### RECORDS FOR THE EXERCISE
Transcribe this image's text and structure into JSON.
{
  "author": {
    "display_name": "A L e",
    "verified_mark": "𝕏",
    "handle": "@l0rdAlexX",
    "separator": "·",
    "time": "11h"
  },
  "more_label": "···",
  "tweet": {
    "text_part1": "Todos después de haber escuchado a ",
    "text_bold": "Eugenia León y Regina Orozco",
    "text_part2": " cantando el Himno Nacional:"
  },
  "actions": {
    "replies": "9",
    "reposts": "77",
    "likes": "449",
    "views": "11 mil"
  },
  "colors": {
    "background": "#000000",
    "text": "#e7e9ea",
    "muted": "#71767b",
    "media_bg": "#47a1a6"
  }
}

### AIM OF THE EXERCISE
Nothing should be left out: repeat all of the data exactly.

### FINISHED ANSWER
Transcribe this image's text and structure into JSON.
{
  "author": {
    "display_name": "A L e",
    "verified_mark": "𝕏",
    "handle": "@l0rdAlexX",
    "separator": "·",
    "time": "11h"
  },
  "more_label": "···",
  "tweet": {
    "text_part1": "Todos después de haber escuchado a ",
    "text_bold": "Eugenia León y Regina Orozco",
    "text_part2": " cantando el Himno Nacional:"
  },
  "actions": {
    "replies": "9",
    "reposts": "77",
    "likes": "449",
    "views": "11 mil"
  },
  "colors": {
    "background": "#000000",
    "text": "#e7e9ea",
    "muted": "#71767b",
    "media_bg": "#47a1a6"
  }
}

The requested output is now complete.